• INSTRUCTION
Output a single figure: the number of lines in which the word "color" appears.

===== SUPPLIED INFORMATION =====

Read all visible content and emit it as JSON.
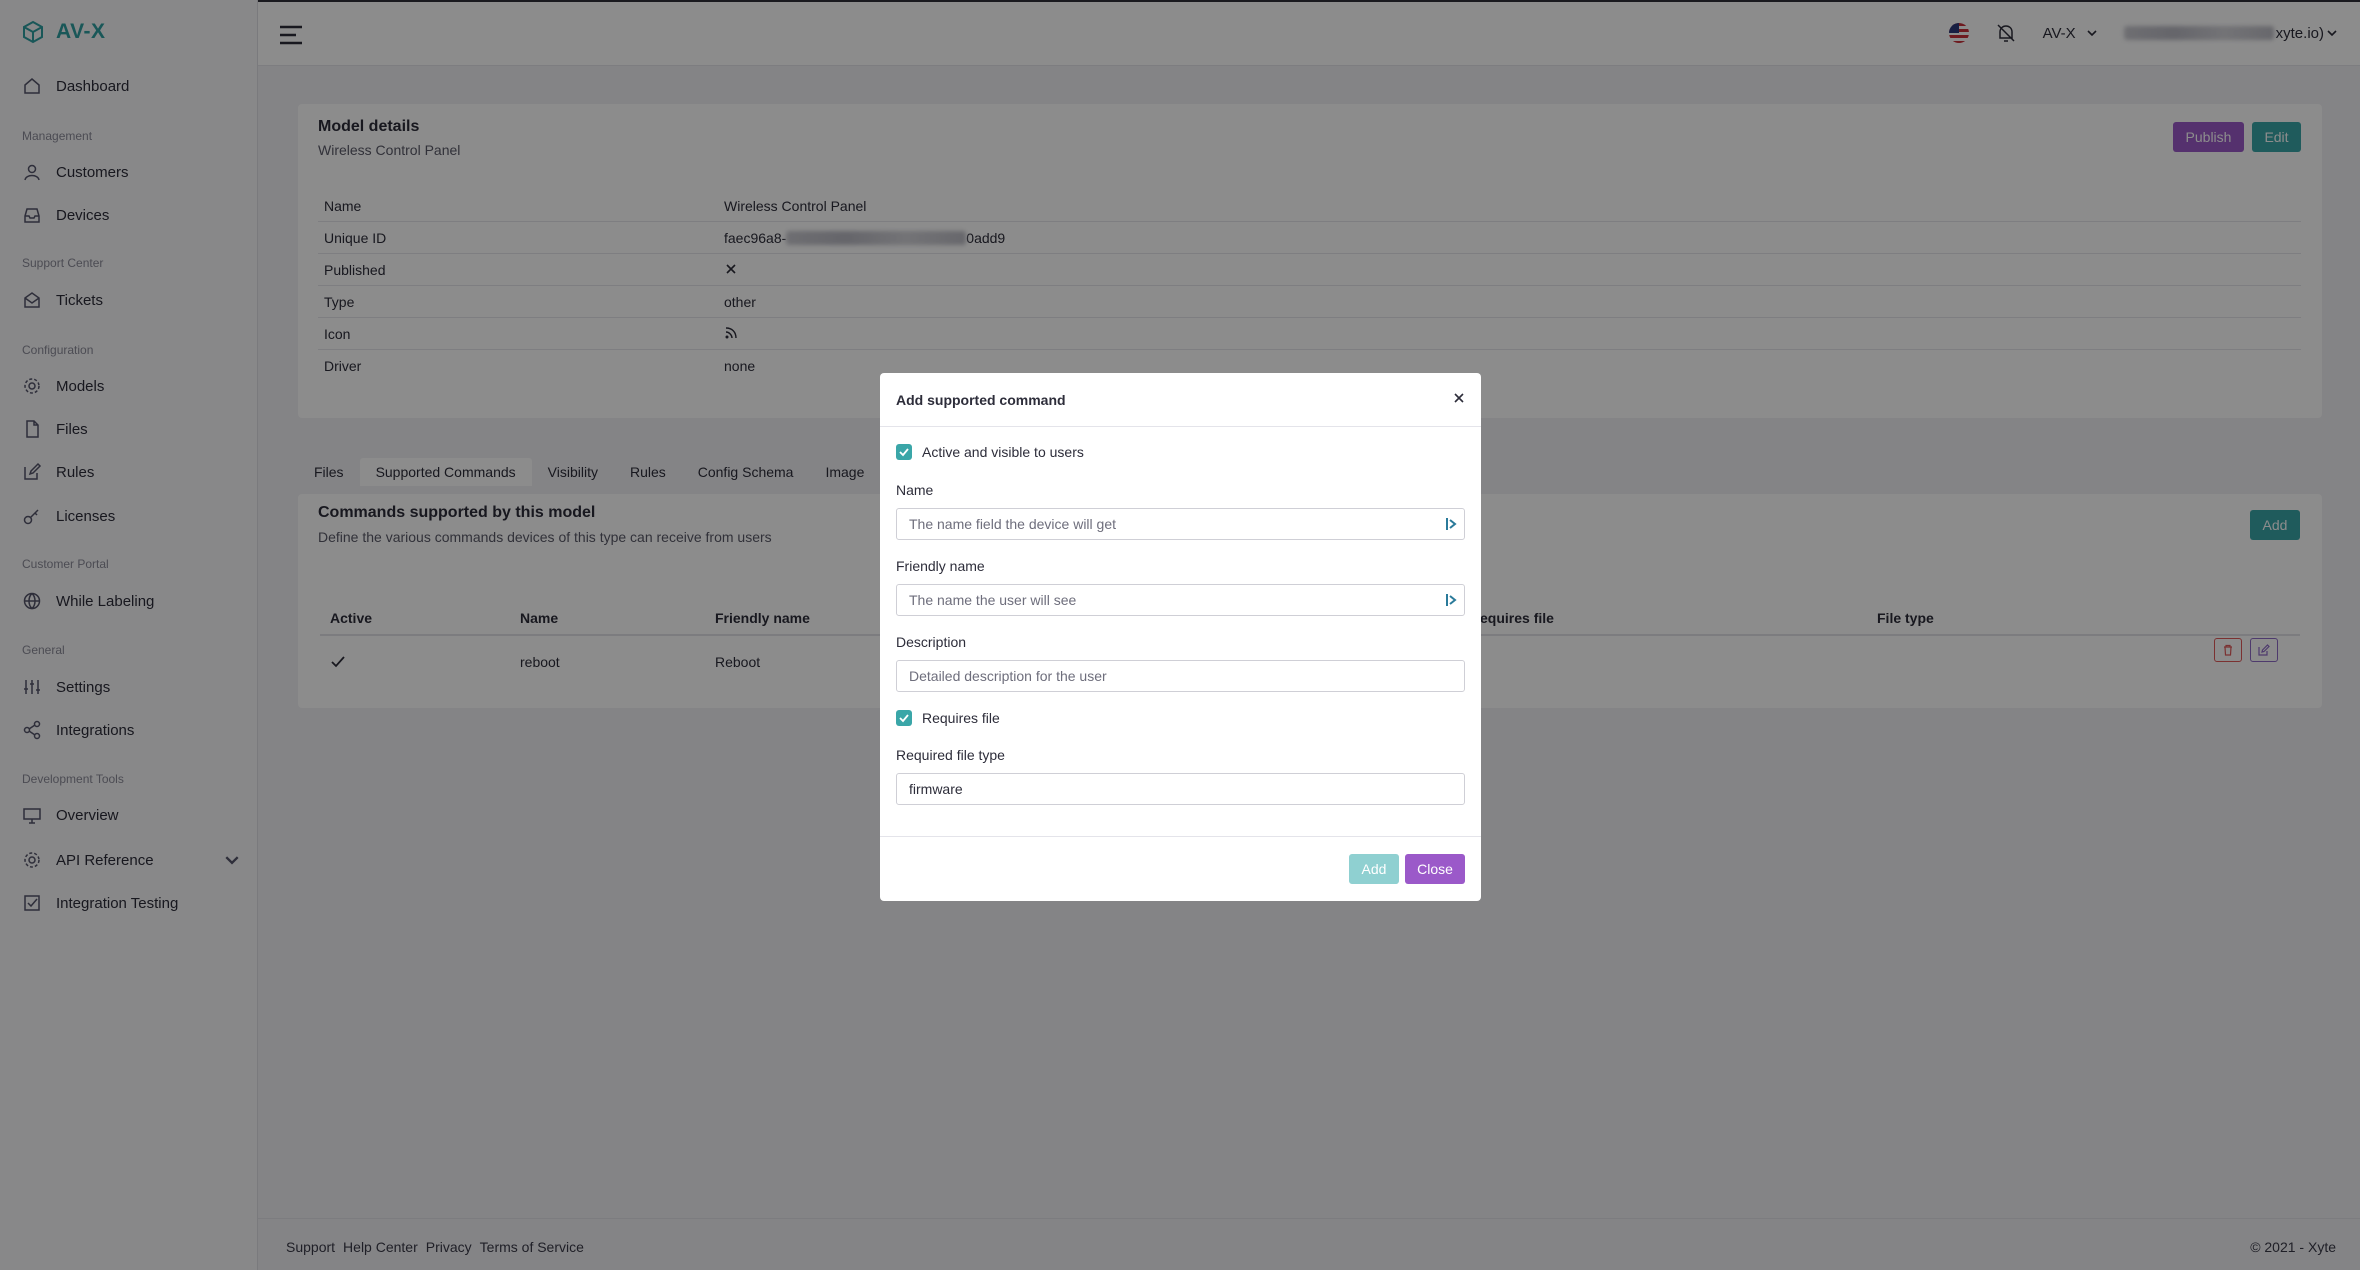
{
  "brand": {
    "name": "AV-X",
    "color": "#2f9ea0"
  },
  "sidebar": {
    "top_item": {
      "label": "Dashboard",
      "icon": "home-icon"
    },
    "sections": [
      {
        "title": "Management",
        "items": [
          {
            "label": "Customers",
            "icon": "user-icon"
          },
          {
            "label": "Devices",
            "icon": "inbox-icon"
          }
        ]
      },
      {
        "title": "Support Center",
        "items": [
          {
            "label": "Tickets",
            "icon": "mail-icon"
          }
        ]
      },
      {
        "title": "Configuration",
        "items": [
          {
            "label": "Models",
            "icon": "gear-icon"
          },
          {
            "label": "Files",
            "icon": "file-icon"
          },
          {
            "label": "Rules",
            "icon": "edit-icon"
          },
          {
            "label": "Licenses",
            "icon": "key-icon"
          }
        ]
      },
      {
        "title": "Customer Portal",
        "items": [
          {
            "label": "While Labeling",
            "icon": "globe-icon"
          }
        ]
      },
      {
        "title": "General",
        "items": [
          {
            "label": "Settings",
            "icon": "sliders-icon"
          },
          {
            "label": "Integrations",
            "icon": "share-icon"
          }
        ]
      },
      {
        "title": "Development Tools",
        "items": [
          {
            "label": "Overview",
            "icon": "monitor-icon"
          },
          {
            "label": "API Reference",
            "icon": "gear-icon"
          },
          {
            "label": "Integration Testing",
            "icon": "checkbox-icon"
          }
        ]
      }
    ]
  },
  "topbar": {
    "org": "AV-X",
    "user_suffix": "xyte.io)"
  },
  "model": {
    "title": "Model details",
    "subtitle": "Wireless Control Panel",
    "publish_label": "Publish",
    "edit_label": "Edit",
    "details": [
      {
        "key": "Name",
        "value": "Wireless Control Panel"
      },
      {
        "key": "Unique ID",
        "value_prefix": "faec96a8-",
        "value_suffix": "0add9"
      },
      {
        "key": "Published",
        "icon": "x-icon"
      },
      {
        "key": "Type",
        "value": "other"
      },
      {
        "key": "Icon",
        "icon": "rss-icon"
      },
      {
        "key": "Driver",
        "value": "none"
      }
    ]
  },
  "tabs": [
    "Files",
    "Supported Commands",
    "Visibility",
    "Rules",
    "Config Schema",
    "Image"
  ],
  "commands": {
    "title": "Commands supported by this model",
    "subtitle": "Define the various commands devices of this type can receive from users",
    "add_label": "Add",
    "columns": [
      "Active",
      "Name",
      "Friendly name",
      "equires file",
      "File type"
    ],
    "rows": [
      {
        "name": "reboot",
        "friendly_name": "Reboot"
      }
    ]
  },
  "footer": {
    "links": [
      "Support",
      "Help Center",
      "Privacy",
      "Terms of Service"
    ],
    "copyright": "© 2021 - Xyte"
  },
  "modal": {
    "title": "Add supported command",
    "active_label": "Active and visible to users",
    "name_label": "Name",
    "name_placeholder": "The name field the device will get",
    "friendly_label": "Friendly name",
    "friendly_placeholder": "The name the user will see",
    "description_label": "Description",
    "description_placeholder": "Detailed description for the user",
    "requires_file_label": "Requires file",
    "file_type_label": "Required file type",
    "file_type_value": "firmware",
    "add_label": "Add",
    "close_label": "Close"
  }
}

=====
===== SUPPLIED INFORMATION =====

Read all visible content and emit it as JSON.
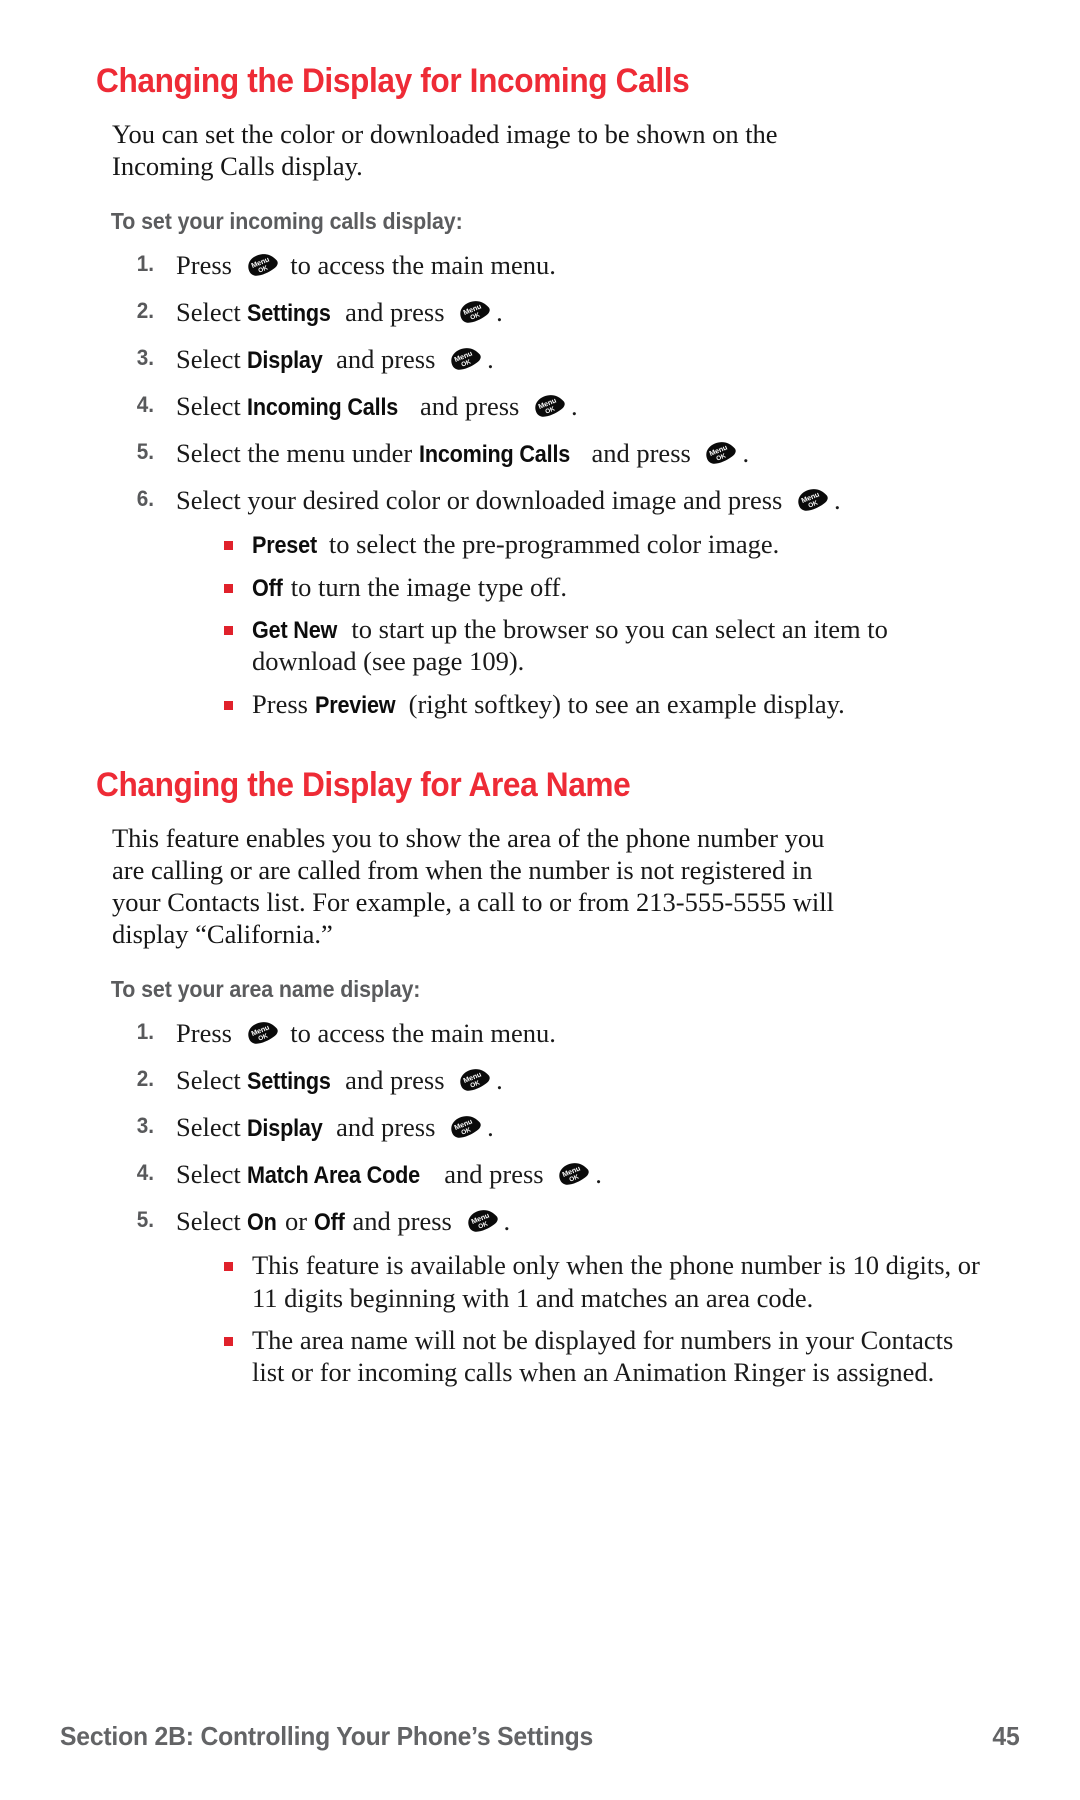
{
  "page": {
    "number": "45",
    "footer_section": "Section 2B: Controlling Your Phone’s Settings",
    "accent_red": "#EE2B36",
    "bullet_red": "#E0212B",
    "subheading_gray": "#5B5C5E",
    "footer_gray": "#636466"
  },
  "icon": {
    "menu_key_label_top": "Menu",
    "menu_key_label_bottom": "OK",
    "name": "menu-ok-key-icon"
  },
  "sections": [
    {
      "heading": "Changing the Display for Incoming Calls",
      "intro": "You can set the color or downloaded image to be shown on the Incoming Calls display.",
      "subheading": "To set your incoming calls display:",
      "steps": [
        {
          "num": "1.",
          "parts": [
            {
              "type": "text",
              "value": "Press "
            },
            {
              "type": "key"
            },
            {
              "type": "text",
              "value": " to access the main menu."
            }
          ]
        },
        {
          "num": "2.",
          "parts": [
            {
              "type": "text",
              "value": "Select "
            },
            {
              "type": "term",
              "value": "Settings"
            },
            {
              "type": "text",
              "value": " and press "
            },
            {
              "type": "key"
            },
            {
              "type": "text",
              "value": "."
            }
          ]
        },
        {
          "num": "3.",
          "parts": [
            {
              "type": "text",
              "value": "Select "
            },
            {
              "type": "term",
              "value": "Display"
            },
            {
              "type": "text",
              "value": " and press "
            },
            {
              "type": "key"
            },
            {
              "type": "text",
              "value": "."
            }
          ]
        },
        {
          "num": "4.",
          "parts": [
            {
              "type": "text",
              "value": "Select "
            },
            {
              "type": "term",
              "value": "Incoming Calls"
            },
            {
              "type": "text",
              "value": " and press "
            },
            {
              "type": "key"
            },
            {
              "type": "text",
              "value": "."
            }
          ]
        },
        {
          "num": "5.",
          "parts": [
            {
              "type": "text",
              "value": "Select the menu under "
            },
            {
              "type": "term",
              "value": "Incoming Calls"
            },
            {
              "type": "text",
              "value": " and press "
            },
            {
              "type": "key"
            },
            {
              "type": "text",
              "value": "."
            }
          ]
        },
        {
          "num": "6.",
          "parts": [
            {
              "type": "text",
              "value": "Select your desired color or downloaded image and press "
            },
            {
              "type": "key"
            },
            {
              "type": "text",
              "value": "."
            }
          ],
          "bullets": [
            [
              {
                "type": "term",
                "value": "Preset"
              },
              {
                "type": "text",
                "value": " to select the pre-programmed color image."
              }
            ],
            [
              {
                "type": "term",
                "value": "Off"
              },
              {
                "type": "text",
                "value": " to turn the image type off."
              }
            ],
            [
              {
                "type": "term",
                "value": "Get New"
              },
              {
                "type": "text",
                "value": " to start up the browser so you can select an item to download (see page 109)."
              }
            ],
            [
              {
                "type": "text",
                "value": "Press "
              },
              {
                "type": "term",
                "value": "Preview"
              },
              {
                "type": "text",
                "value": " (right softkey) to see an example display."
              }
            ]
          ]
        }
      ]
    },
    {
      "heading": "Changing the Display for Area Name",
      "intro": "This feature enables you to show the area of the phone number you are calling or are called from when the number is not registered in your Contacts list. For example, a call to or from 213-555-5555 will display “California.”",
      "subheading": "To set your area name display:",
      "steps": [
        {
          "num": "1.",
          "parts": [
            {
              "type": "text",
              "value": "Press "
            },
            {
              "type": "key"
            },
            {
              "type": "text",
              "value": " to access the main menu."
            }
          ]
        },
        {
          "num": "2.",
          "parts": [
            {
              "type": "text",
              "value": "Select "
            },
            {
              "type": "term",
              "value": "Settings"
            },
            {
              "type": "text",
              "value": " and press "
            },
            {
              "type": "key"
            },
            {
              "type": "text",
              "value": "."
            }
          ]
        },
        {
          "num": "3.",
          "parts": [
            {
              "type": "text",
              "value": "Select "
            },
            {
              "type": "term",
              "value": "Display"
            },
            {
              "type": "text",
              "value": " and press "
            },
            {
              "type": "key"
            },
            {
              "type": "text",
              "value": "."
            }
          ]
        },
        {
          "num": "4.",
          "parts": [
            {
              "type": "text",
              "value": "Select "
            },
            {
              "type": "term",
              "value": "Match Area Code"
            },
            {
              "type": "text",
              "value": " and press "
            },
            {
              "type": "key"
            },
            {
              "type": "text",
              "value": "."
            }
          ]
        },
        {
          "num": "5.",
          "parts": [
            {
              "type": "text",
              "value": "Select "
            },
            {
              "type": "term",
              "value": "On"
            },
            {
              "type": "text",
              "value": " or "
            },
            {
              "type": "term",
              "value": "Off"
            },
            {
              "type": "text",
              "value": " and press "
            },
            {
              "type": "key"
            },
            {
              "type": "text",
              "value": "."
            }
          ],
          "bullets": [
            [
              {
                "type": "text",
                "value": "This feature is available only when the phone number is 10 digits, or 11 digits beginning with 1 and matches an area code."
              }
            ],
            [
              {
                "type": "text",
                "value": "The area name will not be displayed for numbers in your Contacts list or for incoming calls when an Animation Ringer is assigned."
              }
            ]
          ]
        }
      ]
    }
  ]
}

=====
===== SUPPLIED INFORMATION =====

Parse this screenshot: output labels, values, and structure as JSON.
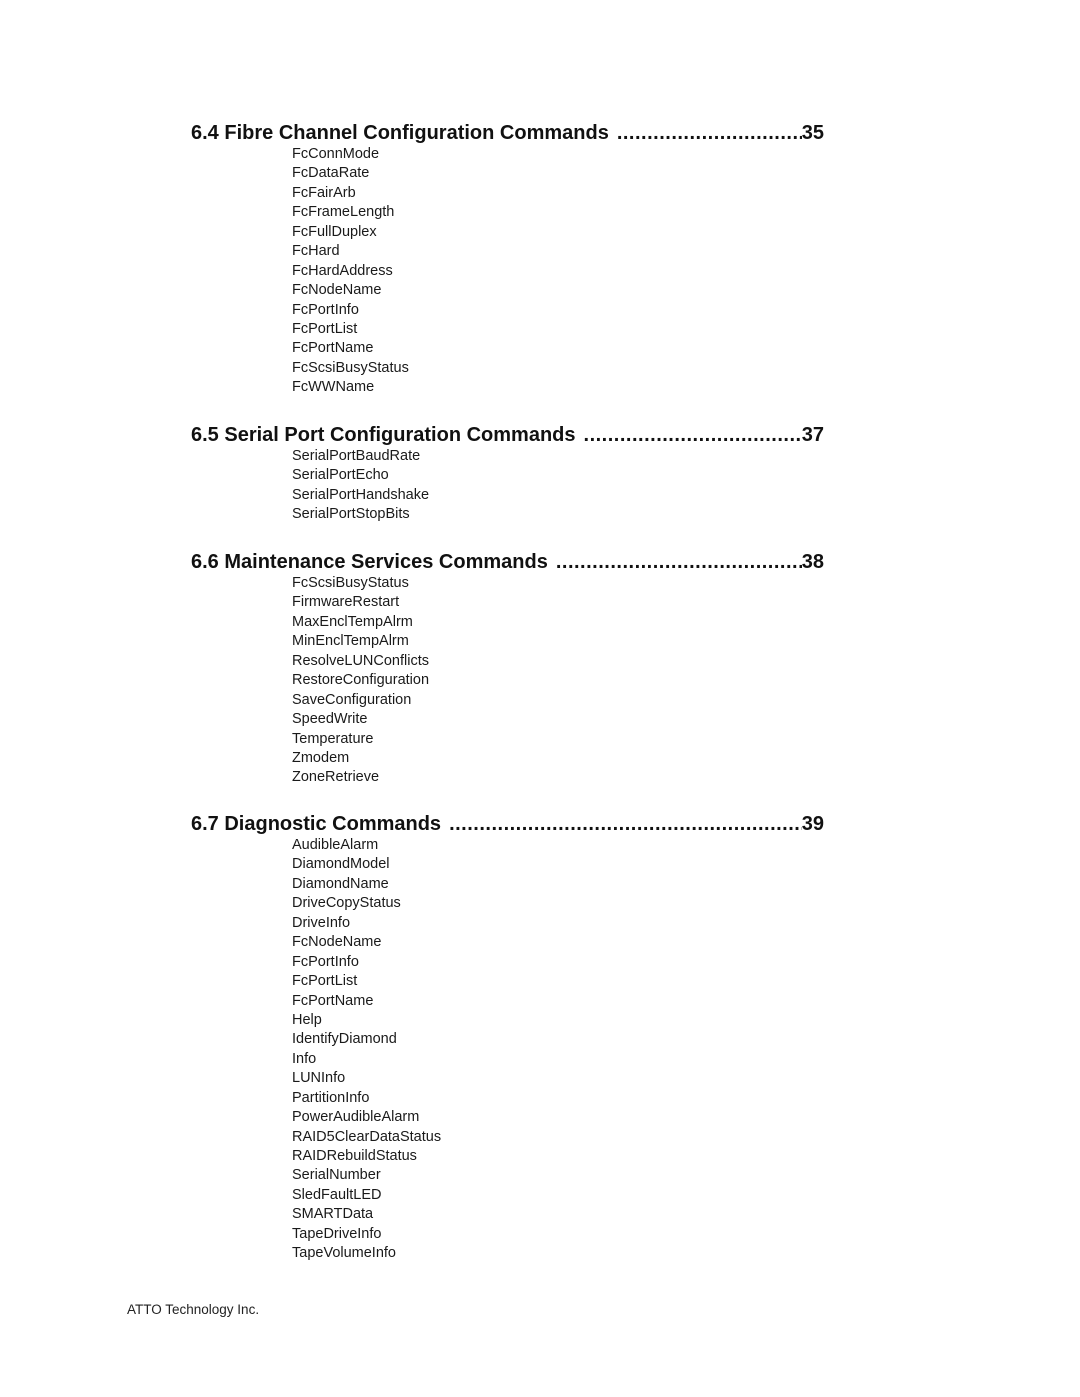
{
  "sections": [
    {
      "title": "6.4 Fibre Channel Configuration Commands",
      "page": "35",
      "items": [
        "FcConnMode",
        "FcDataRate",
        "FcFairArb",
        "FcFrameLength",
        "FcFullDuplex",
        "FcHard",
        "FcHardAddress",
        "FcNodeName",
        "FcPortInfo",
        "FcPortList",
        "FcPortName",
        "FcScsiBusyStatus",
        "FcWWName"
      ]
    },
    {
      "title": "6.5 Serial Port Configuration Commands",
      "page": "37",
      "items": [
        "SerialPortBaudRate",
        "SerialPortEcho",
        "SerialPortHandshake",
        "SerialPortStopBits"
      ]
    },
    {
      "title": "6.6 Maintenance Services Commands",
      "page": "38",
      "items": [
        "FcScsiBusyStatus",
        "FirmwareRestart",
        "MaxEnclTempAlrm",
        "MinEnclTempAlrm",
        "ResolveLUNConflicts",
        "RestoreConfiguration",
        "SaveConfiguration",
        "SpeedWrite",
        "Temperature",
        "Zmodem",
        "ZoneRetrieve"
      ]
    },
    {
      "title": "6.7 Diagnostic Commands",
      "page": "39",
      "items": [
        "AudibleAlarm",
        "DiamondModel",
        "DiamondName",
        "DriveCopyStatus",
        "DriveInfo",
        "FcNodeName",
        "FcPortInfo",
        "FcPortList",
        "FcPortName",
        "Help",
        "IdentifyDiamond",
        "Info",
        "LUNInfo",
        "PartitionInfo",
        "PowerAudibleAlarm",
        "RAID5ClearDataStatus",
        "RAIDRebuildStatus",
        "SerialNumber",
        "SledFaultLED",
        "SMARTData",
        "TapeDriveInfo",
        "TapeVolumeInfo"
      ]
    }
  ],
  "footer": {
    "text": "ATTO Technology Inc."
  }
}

=====

• ANSWER FOR THE TASK
4